• **PROMPT**:
Return each line of the data below exactly, omitting any pictures.

** start RECORDED DATA **

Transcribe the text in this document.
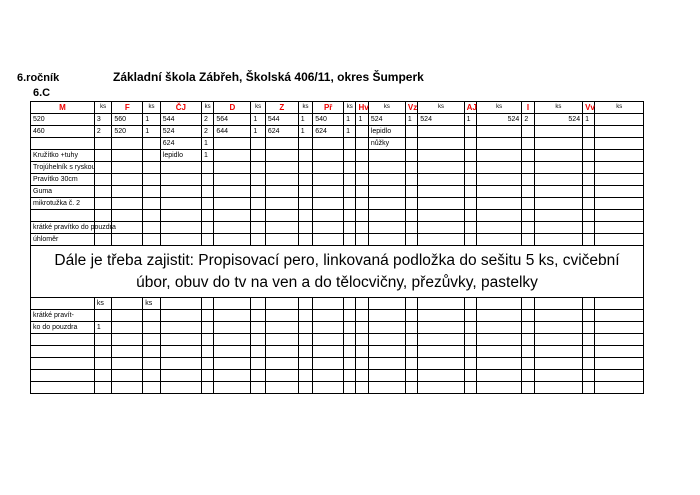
6.ročník
6.C
Základní škola Zábřeh, Školská 406/11, okres Šumperk
M	ks	F	ks	ČJ	ks	D	ks	Z	ks	Př	ks	Hv	ks	Vz	ks	AJ	ks	I	ks	Vv	ks
520	3	560	1	544	2	564	1	544	1	540	1	1	524	1	524	1	524	2	524	1	
460	2	520	1	524	2	644	1	624	1	624	1		lepidlo								
				624	1								nůžky								
Kružítko +tuhy				lepidlo	1																
Trojúhelník s ryskou																					
Pravítko 30cm																					
Guma																					
mikrotužka č. 2																					

krátké pravítko do pouzdra																					
úhloměr																					
Dále je třeba zajistit: Propisovací pero, linkovaná podložka do sešitu 5 ks, cvičební úbor, obuv do tv na ven a do tělocvičny, přezůvky, pastelky																					
	ks		ks																		
krátké pravít-																					
ko do pouzdra	1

** end RECORDED DATA **

• **WRITTEN ANSWER**:
Transcribe the text in this document.
6.ročník
6.C
Základní škola Zábřeh, Školská 406/11, okres Šumperk
M	ks	F	ks	ČJ	ks	D	ks	Z	ks	Př	ks	Hv	ks	Vz	ks	AJ	ks	I	ks	Vv	ks
520	3	560	1	544	2	564	1	544	1	540	1	1	524	1	524	1	524	2	524	1	
460	2	520	1	524	2	644	1	624	1	624	1		lepidlo								
				624	1								nůžky								
Kružítko +tuhy				lepidlo	1																
Trojúhelník s ryskou																					
Pravítko 30cm																					
Guma																					
mikrotužka č. 2																					

krátké pravítko do pouzdra																					
úhloměr																					
Dále je třeba zajistit: Propisovací pero, linkovaná podložka do sešitu 5 ks, cvičební úbor, obuv do tv na ven a do tělocvičny, přezůvky, pastelky																					
	ks		ks																		
krátké pravít-																					
ko do pouzdra	1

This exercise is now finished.